--- START OF INPUT FOR THIS TASK ---
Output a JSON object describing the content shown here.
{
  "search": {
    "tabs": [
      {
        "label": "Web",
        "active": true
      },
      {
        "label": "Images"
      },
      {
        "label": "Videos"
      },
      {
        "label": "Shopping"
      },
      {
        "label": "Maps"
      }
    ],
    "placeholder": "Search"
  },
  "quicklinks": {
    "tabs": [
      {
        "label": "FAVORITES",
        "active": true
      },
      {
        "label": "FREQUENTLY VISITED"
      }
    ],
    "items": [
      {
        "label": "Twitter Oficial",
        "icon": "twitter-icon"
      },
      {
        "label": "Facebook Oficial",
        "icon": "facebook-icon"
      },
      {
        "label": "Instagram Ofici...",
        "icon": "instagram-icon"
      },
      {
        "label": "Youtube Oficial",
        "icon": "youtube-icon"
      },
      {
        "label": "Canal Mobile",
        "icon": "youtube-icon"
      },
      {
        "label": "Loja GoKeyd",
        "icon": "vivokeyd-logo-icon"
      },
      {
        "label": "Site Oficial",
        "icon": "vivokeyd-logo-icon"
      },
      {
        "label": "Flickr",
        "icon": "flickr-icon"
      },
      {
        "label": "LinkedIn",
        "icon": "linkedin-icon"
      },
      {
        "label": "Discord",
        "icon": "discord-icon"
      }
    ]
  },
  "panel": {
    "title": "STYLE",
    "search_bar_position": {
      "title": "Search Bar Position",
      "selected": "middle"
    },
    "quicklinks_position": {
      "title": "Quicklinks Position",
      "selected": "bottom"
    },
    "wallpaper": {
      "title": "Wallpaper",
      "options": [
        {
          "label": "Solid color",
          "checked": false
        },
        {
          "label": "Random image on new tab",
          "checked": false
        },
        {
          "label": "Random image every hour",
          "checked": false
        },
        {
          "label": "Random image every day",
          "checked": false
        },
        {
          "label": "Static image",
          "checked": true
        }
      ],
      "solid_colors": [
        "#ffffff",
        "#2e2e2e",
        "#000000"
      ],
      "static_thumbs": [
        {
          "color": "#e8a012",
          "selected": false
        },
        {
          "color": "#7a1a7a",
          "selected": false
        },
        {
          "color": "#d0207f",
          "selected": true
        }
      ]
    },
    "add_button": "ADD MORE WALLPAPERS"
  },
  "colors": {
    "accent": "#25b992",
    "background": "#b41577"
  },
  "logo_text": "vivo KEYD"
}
--- END OF INPUT FOR THIS TASK ---
• DIRECTIVE
Produce an exact copy of the whole listing.

• REPLY
Output a JSON object describing the content shown here.
{
  "search": {
    "tabs": [
      {
        "label": "Web",
        "active": true
      },
      {
        "label": "Images"
      },
      {
        "label": "Videos"
      },
      {
        "label": "Shopping"
      },
      {
        "label": "Maps"
      }
    ],
    "placeholder": "Search"
  },
  "quicklinks": {
    "tabs": [
      {
        "label": "FAVORITES",
        "active": true
      },
      {
        "label": "FREQUENTLY VISITED"
      }
    ],
    "items": [
      {
        "label": "Twitter Oficial",
        "icon": "twitter-icon"
      },
      {
        "label": "Facebook Oficial",
        "icon": "facebook-icon"
      },
      {
        "label": "Instagram Ofici...",
        "icon": "instagram-icon"
      },
      {
        "label": "Youtube Oficial",
        "icon": "youtube-icon"
      },
      {
        "label": "Canal Mobile",
        "icon": "youtube-icon"
      },
      {
        "label": "Loja GoKeyd",
        "icon": "vivokeyd-logo-icon"
      },
      {
        "label": "Site Oficial",
        "icon": "vivokeyd-logo-icon"
      },
      {
        "label": "Flickr",
        "icon": "flickr-icon"
      },
      {
        "label": "LinkedIn",
        "icon": "linkedin-icon"
      },
      {
        "label": "Discord",
        "icon": "discord-icon"
      }
    ]
  },
  "panel": {
    "title": "STYLE",
    "search_bar_position": {
      "title": "Search Bar Position",
      "selected": "middle"
    },
    "quicklinks_position": {
      "title": "Quicklinks Position",
      "selected": "bottom"
    },
    "wallpaper": {
      "title": "Wallpaper",
      "options": [
        {
          "label": "Solid color",
          "checked": false
        },
        {
          "label": "Random image on new tab",
          "checked": false
        },
        {
          "label": "Random image every hour",
          "checked": false
        },
        {
          "label": "Random image every day",
          "checked": false
        },
        {
          "label": "Static image",
          "checked": true
        }
      ],
      "solid_colors": [
        "#ffffff",
        "#2e2e2e",
        "#000000"
      ],
      "static_thumbs": [
        {
          "color": "#e8a012",
          "selected": false
        },
        {
          "color": "#7a1a7a",
          "selected": false
        },
        {
          "color": "#d0207f",
          "selected": true
        }
      ]
    },
    "add_button": "ADD MORE WALLPAPERS"
  },
  "colors": {
    "accent": "#25b992",
    "background": "#b41577"
  },
  "logo_text": "vivo KEYD"
}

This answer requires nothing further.